▶ What is required
Output the entries verbatim, including every line.

▶ Dataset excerpts
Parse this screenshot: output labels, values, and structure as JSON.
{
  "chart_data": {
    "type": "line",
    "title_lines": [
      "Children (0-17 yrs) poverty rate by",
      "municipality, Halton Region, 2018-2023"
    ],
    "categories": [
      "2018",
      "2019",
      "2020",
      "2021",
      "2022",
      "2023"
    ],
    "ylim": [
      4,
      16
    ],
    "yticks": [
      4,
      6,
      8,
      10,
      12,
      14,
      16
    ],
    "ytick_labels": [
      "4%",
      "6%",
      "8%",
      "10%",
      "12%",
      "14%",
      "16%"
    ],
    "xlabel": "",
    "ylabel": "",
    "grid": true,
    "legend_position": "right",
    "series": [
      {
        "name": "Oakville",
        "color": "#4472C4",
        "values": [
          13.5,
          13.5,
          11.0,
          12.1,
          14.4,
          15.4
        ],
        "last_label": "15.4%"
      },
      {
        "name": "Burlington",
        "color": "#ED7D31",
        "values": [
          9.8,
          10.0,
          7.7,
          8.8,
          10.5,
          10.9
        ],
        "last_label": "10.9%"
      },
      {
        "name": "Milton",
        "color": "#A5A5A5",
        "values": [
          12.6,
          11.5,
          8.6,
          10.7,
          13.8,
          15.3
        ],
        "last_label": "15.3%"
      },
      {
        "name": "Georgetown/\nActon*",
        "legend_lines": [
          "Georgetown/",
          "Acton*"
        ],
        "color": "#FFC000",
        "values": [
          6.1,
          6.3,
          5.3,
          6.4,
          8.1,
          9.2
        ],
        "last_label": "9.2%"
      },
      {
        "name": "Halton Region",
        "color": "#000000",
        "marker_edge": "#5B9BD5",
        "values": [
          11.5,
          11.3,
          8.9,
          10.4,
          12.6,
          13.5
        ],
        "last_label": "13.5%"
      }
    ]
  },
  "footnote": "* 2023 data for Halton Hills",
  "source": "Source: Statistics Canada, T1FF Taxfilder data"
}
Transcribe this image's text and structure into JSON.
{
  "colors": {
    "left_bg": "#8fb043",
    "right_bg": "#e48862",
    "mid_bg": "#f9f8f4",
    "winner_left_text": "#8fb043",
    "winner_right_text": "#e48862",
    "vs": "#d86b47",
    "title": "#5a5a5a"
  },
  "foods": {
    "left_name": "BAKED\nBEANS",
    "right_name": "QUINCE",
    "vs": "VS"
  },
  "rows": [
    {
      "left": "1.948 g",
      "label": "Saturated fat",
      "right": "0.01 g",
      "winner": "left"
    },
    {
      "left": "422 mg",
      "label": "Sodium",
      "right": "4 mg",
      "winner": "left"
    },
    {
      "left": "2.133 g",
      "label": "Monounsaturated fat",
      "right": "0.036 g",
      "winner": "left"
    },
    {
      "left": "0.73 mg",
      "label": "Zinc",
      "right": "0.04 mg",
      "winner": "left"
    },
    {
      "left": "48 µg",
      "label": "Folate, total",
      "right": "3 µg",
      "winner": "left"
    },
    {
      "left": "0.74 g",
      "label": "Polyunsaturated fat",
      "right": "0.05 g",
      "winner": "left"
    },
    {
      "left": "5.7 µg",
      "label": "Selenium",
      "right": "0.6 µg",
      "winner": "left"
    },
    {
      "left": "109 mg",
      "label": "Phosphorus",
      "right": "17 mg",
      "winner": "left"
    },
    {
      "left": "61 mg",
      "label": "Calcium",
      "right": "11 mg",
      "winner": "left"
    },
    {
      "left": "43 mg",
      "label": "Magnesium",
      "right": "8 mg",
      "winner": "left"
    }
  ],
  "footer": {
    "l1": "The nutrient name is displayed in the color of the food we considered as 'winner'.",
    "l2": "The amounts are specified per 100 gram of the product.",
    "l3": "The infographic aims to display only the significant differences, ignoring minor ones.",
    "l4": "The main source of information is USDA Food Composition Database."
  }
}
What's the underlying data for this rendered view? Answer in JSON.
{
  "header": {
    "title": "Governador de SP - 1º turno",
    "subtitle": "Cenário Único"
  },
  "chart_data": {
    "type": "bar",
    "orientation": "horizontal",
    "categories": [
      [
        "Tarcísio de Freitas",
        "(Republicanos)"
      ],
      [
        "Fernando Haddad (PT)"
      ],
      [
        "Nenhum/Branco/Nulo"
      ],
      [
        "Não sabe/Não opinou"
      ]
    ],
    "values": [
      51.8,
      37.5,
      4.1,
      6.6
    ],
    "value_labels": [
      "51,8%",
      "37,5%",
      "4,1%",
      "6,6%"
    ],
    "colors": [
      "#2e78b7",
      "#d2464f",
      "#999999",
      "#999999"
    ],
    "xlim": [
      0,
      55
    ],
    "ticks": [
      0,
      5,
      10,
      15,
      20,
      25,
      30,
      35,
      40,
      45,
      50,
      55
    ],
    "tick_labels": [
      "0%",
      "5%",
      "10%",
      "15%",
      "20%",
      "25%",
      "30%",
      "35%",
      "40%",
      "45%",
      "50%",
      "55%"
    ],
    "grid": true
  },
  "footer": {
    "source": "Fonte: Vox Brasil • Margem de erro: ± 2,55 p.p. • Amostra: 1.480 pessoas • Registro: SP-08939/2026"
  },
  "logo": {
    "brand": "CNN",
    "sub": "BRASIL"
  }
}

▶ Result for this task
Parse this screenshot: output labels, values, and structure as JSON.
{
  "chart_data": {
    "type": "line",
    "title_lines": [
      "Children (0-17 yrs) poverty rate by",
      "municipality, Halton Region, 2018-2023"
    ],
    "categories": [
      "2018",
      "2019",
      "2020",
      "2021",
      "2022",
      "2023"
    ],
    "ylim": [
      4,
      16
    ],
    "yticks": [
      4,
      6,
      8,
      10,
      12,
      14,
      16
    ],
    "ytick_labels": [
      "4%",
      "6%",
      "8%",
      "10%",
      "12%",
      "14%",
      "16%"
    ],
    "xlabel": "",
    "ylabel": "",
    "grid": true,
    "legend_position": "right",
    "series": [
      {
        "name": "Oakville",
        "color": "#4472C4",
        "values": [
          13.5,
          13.5,
          11.0,
          12.1,
          14.4,
          15.4
        ],
        "last_label": "15.4%"
      },
      {
        "name": "Burlington",
        "color": "#ED7D31",
        "values": [
          9.8,
          10.0,
          7.7,
          8.8,
          10.5,
          10.9
        ],
        "last_label": "10.9%"
      },
      {
        "name": "Milton",
        "color": "#A5A5A5",
        "values": [
          12.6,
          11.5,
          8.6,
          10.7,
          13.8,
          15.3
        ],
        "last_label": "15.3%"
      },
      {
        "name": "Georgetown/\nActon*",
        "legend_lines": [
          "Georgetown/",
          "Acton*"
        ],
        "color": "#FFC000",
        "values": [
          6.1,
          6.3,
          5.3,
          6.4,
          8.1,
          9.2
        ],
        "last_label": "9.2%"
      },
      {
        "name": "Halton Region",
        "color": "#000000",
        "marker_edge": "#5B9BD5",
        "values": [
          11.5,
          11.3,
          8.9,
          10.4,
          12.6,
          13.5
        ],
        "last_label": "13.5%"
      }
    ]
  },
  "footnote": "* 2023 data for Halton Hills",
  "source": "Source: Statistics Canada, T1FF Taxfilder data"
}
Transcribe this image's text and structure into JSON.
{
  "colors": {
    "left_bg": "#8fb043",
    "right_bg": "#e48862",
    "mid_bg": "#f9f8f4",
    "winner_left_text": "#8fb043",
    "winner_right_text": "#e48862",
    "vs": "#d86b47",
    "title": "#5a5a5a"
  },
  "foods": {
    "left_name": "BAKED\nBEANS",
    "right_name": "QUINCE",
    "vs": "VS"
  },
  "rows": [
    {
      "left": "1.948 g",
      "label": "Saturated fat",
      "right": "0.01 g",
      "winner": "left"
    },
    {
      "left": "422 mg",
      "label": "Sodium",
      "right": "4 mg",
      "winner": "left"
    },
    {
      "left": "2.133 g",
      "label": "Monounsaturated fat",
      "right": "0.036 g",
      "winner": "left"
    },
    {
      "left": "0.73 mg",
      "label": "Zinc",
      "right": "0.04 mg",
      "winner": "left"
    },
    {
      "left": "48 µg",
      "label": "Folate, total",
      "right": "3 µg",
      "winner": "left"
    },
    {
      "left": "0.74 g",
      "label": "Polyunsaturated fat",
      "right": "0.05 g",
      "winner": "left"
    },
    {
      "left": "5.7 µg",
      "label": "Selenium",
      "right": "0.6 µg",
      "winner": "left"
    },
    {
      "left": "109 mg",
      "label": "Phosphorus",
      "right": "17 mg",
      "winner": "left"
    },
    {
      "left": "61 mg",
      "label": "Calcium",
      "right": "11 mg",
      "winner": "left"
    },
    {
      "left": "43 mg",
      "label": "Magnesium",
      "right": "8 mg",
      "winner": "left"
    }
  ],
  "footer": {
    "l1": "The nutrient name is displayed in the color of the food we considered as 'winner'.",
    "l2": "The amounts are specified per 100 gram of the product.",
    "l3": "The infographic aims to display only the significant differences, ignoring minor ones.",
    "l4": "The main source of information is USDA Food Composition Database."
  }
}
What's the underlying data for this rendered view? Answer in JSON.
{
  "header": {
    "title": "Governador de SP - 1º turno",
    "subtitle": "Cenário Único"
  },
  "chart_data": {
    "type": "bar",
    "orientation": "horizontal",
    "categories": [
      [
        "Tarcísio de Freitas",
        "(Republicanos)"
      ],
      [
        "Fernando Haddad (PT)"
      ],
      [
        "Nenhum/Branco/Nulo"
      ],
      [
        "Não sabe/Não opinou"
      ]
    ],
    "values": [
      51.8,
      37.5,
      4.1,
      6.6
    ],
    "value_labels": [
      "51,8%",
      "37,5%",
      "4,1%",
      "6,6%"
    ],
    "colors": [
      "#2e78b7",
      "#d2464f",
      "#999999",
      "#999999"
    ],
    "xlim": [
      0,
      55
    ],
    "ticks": [
      0,
      5,
      10,
      15,
      20,
      25,
      30,
      35,
      40,
      45,
      50,
      55
    ],
    "tick_labels": [
      "0%",
      "5%",
      "10%",
      "15%",
      "20%",
      "25%",
      "30%",
      "35%",
      "40%",
      "45%",
      "50%",
      "55%"
    ],
    "grid": true
  },
  "footer": {
    "source": "Fonte: Vox Brasil • Margem de erro: ± 2,55 p.p. • Amostra: 1.480 pessoas • Registro: SP-08939/2026"
  },
  "logo": {
    "brand": "CNN",
    "sub": "BRASIL"
  }
}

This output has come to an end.